Task to complete: Print the listing below exactly.

-=-=-

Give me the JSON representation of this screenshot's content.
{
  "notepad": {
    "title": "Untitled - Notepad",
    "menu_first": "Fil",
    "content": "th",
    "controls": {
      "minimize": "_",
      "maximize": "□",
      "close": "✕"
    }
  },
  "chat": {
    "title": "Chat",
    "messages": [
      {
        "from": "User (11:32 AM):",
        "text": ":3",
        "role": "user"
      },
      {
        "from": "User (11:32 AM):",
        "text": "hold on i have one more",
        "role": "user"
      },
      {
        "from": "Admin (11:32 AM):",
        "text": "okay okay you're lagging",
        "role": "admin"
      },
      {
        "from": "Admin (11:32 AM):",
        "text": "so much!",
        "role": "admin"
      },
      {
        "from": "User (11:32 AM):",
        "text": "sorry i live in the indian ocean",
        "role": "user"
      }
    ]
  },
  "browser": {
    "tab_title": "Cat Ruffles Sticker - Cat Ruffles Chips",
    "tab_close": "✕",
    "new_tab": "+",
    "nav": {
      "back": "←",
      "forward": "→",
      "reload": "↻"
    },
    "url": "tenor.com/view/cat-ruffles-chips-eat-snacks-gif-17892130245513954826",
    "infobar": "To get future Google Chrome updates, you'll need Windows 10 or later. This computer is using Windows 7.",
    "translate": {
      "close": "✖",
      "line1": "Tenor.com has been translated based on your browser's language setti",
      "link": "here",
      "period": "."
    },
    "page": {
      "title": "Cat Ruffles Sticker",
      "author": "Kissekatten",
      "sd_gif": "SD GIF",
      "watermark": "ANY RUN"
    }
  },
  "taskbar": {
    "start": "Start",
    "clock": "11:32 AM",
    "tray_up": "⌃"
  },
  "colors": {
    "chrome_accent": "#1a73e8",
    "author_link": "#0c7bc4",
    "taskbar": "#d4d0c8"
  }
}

-=-=-

Response:
Give me the JSON representation of this screenshot's content.
{
  "notepad": {
    "title": "Untitled - Notepad",
    "menu_first": "Fil",
    "content": "th",
    "controls": {
      "minimize": "_",
      "maximize": "□",
      "close": "✕"
    }
  },
  "chat": {
    "title": "Chat",
    "messages": [
      {
        "from": "User (11:32 AM):",
        "text": ":3",
        "role": "user"
      },
      {
        "from": "User (11:32 AM):",
        "text": "hold on i have one more",
        "role": "user"
      },
      {
        "from": "Admin (11:32 AM):",
        "text": "okay okay you're lagging",
        "role": "admin"
      },
      {
        "from": "Admin (11:32 AM):",
        "text": "so much!",
        "role": "admin"
      },
      {
        "from": "User (11:32 AM):",
        "text": "sorry i live in the indian ocean",
        "role": "user"
      }
    ]
  },
  "browser": {
    "tab_title": "Cat Ruffles Sticker - Cat Ruffles Chips",
    "tab_close": "✕",
    "new_tab": "+",
    "nav": {
      "back": "←",
      "forward": "→",
      "reload": "↻"
    },
    "url": "tenor.com/view/cat-ruffles-chips-eat-snacks-gif-17892130245513954826",
    "infobar": "To get future Google Chrome updates, you'll need Windows 10 or later. This computer is using Windows 7.",
    "translate": {
      "close": "✖",
      "line1": "Tenor.com has been translated based on your browser's language setti",
      "link": "here",
      "period": "."
    },
    "page": {
      "title": "Cat Ruffles Sticker",
      "author": "Kissekatten",
      "sd_gif": "SD GIF",
      "watermark": "ANY RUN"
    }
  },
  "taskbar": {
    "start": "Start",
    "clock": "11:32 AM",
    "tray_up": "⌃"
  },
  "colors": {
    "chrome_accent": "#1a73e8",
    "author_link": "#0c7bc4",
    "taskbar": "#d4d0c8"
  }
}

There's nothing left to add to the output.